* _DIRECTIONS_: Go through the material below, count the lines with the word "沙滩玩具", and reply with the count alone.

+++ TASK INPUT +++

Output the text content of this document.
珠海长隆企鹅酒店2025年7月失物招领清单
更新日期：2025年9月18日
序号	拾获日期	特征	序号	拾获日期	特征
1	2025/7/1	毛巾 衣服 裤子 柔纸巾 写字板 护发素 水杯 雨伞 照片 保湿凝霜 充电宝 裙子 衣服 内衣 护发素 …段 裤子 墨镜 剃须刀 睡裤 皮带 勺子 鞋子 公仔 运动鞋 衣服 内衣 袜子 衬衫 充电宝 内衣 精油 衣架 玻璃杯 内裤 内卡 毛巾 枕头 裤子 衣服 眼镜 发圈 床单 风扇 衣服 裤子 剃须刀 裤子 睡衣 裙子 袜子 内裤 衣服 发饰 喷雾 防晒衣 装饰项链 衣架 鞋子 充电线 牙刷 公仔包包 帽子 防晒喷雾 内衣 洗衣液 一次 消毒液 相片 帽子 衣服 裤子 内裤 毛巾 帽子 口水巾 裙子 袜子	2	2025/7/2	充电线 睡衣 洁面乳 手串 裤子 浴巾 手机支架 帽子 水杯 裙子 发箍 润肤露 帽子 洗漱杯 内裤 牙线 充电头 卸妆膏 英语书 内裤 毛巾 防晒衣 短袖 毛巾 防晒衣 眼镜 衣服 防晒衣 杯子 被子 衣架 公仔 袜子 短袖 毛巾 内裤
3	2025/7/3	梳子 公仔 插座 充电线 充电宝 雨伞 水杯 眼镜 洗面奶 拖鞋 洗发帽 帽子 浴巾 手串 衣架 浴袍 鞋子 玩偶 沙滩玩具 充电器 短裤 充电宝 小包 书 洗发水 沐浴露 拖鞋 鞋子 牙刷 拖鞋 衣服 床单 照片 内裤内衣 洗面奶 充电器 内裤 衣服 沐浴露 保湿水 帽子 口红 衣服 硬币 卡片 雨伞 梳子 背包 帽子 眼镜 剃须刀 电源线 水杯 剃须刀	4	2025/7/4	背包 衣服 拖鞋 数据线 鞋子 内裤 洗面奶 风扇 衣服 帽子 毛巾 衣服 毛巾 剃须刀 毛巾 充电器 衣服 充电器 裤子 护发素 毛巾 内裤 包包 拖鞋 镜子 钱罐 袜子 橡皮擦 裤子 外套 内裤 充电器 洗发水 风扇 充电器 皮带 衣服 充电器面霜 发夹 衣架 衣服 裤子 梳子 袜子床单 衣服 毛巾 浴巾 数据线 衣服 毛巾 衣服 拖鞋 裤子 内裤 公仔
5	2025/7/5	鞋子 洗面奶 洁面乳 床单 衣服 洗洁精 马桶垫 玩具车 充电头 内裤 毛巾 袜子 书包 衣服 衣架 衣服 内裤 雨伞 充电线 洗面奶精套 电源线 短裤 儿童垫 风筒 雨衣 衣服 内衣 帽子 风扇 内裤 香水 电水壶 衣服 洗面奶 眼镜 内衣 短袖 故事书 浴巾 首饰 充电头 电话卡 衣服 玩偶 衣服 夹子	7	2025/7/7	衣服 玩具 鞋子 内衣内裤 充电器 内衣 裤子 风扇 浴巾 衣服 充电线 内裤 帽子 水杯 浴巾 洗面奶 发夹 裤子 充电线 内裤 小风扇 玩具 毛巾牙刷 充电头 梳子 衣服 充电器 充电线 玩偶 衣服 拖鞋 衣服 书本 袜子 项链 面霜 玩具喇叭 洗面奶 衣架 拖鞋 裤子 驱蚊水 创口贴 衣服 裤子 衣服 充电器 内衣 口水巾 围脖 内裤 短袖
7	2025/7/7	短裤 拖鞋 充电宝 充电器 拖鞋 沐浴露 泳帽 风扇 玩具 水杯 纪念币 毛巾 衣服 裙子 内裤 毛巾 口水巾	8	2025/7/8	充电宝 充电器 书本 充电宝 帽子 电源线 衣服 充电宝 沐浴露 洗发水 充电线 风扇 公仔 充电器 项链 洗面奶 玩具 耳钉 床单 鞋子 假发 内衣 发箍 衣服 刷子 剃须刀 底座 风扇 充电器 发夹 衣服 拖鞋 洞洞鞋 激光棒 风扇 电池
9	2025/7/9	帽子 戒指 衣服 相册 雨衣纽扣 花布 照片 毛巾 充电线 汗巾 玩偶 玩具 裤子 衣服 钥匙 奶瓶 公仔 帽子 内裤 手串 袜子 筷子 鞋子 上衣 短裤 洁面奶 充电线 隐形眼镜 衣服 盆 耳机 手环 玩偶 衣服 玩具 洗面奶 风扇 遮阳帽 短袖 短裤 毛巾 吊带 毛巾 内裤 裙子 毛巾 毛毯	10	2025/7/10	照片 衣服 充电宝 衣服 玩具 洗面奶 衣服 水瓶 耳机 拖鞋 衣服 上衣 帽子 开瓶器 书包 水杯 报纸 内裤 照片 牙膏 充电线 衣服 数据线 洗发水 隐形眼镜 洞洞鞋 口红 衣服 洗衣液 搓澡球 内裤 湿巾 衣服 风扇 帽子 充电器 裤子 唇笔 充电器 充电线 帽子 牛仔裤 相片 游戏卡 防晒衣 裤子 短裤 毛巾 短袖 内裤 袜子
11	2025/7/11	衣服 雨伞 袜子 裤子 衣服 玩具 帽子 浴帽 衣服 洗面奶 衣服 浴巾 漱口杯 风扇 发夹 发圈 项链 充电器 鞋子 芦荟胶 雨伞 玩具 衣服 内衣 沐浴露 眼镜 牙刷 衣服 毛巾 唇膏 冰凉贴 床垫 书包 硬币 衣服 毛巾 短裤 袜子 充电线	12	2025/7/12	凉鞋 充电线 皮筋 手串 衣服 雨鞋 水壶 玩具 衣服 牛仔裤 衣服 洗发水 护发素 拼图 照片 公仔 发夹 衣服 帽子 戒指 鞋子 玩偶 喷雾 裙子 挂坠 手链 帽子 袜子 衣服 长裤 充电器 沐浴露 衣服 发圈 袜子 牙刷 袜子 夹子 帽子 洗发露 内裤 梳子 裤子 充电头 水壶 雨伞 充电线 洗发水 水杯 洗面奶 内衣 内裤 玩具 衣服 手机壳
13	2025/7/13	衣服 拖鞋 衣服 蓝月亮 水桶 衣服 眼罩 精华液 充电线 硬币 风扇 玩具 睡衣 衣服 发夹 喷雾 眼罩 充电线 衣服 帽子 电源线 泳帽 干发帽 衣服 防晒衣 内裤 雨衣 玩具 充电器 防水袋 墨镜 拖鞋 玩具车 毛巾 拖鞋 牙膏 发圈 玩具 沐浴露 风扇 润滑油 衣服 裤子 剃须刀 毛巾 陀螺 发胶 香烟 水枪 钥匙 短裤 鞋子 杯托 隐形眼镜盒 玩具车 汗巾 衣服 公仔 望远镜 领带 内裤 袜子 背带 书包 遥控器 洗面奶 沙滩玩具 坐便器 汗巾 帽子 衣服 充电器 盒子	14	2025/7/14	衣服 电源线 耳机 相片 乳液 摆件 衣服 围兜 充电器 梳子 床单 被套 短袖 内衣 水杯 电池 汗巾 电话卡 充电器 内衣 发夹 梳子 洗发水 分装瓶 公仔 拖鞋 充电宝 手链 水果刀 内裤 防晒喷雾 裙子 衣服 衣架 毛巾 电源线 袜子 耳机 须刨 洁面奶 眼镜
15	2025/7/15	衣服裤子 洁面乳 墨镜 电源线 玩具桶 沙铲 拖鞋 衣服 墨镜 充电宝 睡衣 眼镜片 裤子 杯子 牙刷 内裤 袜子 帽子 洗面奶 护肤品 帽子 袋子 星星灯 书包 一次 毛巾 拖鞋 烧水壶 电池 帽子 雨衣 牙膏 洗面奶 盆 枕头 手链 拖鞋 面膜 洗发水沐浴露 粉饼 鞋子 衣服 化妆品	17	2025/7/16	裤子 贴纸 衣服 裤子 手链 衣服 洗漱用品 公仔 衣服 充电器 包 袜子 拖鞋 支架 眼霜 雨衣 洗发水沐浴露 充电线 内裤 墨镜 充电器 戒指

+++

* _EXERCISE RESPONSE_: 2